### [Task]
Quote the data below in full, please, without altering anything.

### [Data section]
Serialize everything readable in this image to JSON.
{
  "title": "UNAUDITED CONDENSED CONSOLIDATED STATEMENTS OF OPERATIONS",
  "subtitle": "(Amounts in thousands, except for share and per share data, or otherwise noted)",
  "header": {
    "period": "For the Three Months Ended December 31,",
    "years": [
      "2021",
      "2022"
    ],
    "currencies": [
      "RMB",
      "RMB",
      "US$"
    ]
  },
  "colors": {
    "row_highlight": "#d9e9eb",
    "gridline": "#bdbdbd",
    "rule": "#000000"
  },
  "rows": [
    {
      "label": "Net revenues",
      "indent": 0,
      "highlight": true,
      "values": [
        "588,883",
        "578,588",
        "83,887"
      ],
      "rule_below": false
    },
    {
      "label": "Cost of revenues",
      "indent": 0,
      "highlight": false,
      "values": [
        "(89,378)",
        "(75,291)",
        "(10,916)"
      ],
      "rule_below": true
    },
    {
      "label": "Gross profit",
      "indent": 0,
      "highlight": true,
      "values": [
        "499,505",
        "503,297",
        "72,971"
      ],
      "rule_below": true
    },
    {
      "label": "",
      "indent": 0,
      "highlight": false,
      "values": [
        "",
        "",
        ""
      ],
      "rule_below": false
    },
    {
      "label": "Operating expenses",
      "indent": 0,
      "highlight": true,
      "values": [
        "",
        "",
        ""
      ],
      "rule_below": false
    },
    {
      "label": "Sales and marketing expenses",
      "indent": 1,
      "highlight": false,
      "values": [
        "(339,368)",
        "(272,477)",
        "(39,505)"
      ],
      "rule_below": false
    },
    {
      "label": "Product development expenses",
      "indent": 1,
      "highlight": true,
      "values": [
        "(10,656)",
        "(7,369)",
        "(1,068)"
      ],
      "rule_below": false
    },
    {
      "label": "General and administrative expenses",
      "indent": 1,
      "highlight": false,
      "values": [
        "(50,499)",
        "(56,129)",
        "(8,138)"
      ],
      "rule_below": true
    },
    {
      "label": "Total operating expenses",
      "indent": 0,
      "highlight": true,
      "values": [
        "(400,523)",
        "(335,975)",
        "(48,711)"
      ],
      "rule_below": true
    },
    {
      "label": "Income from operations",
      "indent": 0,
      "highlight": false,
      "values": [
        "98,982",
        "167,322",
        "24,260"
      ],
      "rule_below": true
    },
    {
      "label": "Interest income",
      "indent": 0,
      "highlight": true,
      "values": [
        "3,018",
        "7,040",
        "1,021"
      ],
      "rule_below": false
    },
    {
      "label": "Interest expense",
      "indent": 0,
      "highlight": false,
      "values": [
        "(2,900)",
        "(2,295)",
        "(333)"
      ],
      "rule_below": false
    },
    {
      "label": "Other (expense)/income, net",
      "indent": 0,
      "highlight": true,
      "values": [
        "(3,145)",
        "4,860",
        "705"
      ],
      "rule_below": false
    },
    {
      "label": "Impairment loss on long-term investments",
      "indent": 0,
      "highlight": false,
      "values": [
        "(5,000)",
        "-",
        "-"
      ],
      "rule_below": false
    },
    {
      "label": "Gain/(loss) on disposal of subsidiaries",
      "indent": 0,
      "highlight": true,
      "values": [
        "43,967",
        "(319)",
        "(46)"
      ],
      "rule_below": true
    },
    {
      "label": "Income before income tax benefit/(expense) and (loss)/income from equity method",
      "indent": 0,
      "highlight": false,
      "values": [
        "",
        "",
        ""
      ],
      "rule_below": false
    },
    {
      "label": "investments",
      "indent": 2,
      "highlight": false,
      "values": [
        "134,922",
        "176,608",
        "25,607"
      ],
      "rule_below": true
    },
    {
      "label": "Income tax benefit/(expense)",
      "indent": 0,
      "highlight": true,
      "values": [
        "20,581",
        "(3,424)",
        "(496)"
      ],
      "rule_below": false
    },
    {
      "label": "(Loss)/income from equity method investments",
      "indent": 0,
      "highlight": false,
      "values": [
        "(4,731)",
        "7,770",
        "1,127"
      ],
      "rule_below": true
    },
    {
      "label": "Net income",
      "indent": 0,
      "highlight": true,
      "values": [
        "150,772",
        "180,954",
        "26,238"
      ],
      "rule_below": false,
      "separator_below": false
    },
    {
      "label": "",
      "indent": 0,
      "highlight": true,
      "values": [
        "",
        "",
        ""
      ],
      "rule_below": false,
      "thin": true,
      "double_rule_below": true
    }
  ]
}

### [Exercise output]
Serialize everything readable in this image to JSON.
{
  "title": "UNAUDITED CONDENSED CONSOLIDATED STATEMENTS OF OPERATIONS",
  "subtitle": "(Amounts in thousands, except for share and per share data, or otherwise noted)",
  "header": {
    "period": "For the Three Months Ended December 31,",
    "years": [
      "2021",
      "2022"
    ],
    "currencies": [
      "RMB",
      "RMB",
      "US$"
    ]
  },
  "colors": {
    "row_highlight": "#d9e9eb",
    "gridline": "#bdbdbd",
    "rule": "#000000"
  },
  "rows": [
    {
      "label": "Net revenues",
      "indent": 0,
      "highlight": true,
      "values": [
        "588,883",
        "578,588",
        "83,887"
      ],
      "rule_below": false
    },
    {
      "label": "Cost of revenues",
      "indent": 0,
      "highlight": false,
      "values": [
        "(89,378)",
        "(75,291)",
        "(10,916)"
      ],
      "rule_below": true
    },
    {
      "label": "Gross profit",
      "indent": 0,
      "highlight": true,
      "values": [
        "499,505",
        "503,297",
        "72,971"
      ],
      "rule_below": true
    },
    {
      "label": "",
      "indent": 0,
      "highlight": false,
      "values": [
        "",
        "",
        ""
      ],
      "rule_below": false
    },
    {
      "label": "Operating expenses",
      "indent": 0,
      "highlight": true,
      "values": [
        "",
        "",
        ""
      ],
      "rule_below": false
    },
    {
      "label": "Sales and marketing expenses",
      "indent": 1,
      "highlight": false,
      "values": [
        "(339,368)",
        "(272,477)",
        "(39,505)"
      ],
      "rule_below": false
    },
    {
      "label": "Product development expenses",
      "indent": 1,
      "highlight": true,
      "values": [
        "(10,656)",
        "(7,369)",
        "(1,068)"
      ],
      "rule_below": false
    },
    {
      "label": "General and administrative expenses",
      "indent": 1,
      "highlight": false,
      "values": [
        "(50,499)",
        "(56,129)",
        "(8,138)"
      ],
      "rule_below": true
    },
    {
      "label": "Total operating expenses",
      "indent": 0,
      "highlight": true,
      "values": [
        "(400,523)",
        "(335,975)",
        "(48,711)"
      ],
      "rule_below": true
    },
    {
      "label": "Income from operations",
      "indent": 0,
      "highlight": false,
      "values": [
        "98,982",
        "167,322",
        "24,260"
      ],
      "rule_below": true
    },
    {
      "label": "Interest income",
      "indent": 0,
      "highlight": true,
      "values": [
        "3,018",
        "7,040",
        "1,021"
      ],
      "rule_below": false
    },
    {
      "label": "Interest expense",
      "indent": 0,
      "highlight": false,
      "values": [
        "(2,900)",
        "(2,295)",
        "(333)"
      ],
      "rule_below": false
    },
    {
      "label": "Other (expense)/income, net",
      "indent": 0,
      "highlight": true,
      "values": [
        "(3,145)",
        "4,860",
        "705"
      ],
      "rule_below": false
    },
    {
      "label": "Impairment loss on long-term investments",
      "indent": 0,
      "highlight": false,
      "values": [
        "(5,000)",
        "-",
        "-"
      ],
      "rule_below": false
    },
    {
      "label": "Gain/(loss) on disposal of subsidiaries",
      "indent": 0,
      "highlight": true,
      "values": [
        "43,967",
        "(319)",
        "(46)"
      ],
      "rule_below": true
    },
    {
      "label": "Income before income tax benefit/(expense) and (loss)/income from equity method",
      "indent": 0,
      "highlight": false,
      "values": [
        "",
        "",
        ""
      ],
      "rule_below": false
    },
    {
      "label": "investments",
      "indent": 2,
      "highlight": false,
      "values": [
        "134,922",
        "176,608",
        "25,607"
      ],
      "rule_below": true
    },
    {
      "label": "Income tax benefit/(expense)",
      "indent": 0,
      "highlight": true,
      "values": [
        "20,581",
        "(3,424)",
        "(496)"
      ],
      "rule_below": false
    },
    {
      "label": "(Loss)/income from equity method investments",
      "indent": 0,
      "highlight": false,
      "values": [
        "(4,731)",
        "7,770",
        "1,127"
      ],
      "rule_below": true
    },
    {
      "label": "Net income",
      "indent": 0,
      "highlight": true,
      "values": [
        "150,772",
        "180,954",
        "26,238"
      ],
      "rule_below": false,
      "separator_below": false
    },
    {
      "label": "",
      "indent": 0,
      "highlight": true,
      "values": [
        "",
        "",
        ""
      ],
      "rule_below": false,
      "thin": true,
      "double_rule_below": true
    }
  ]
}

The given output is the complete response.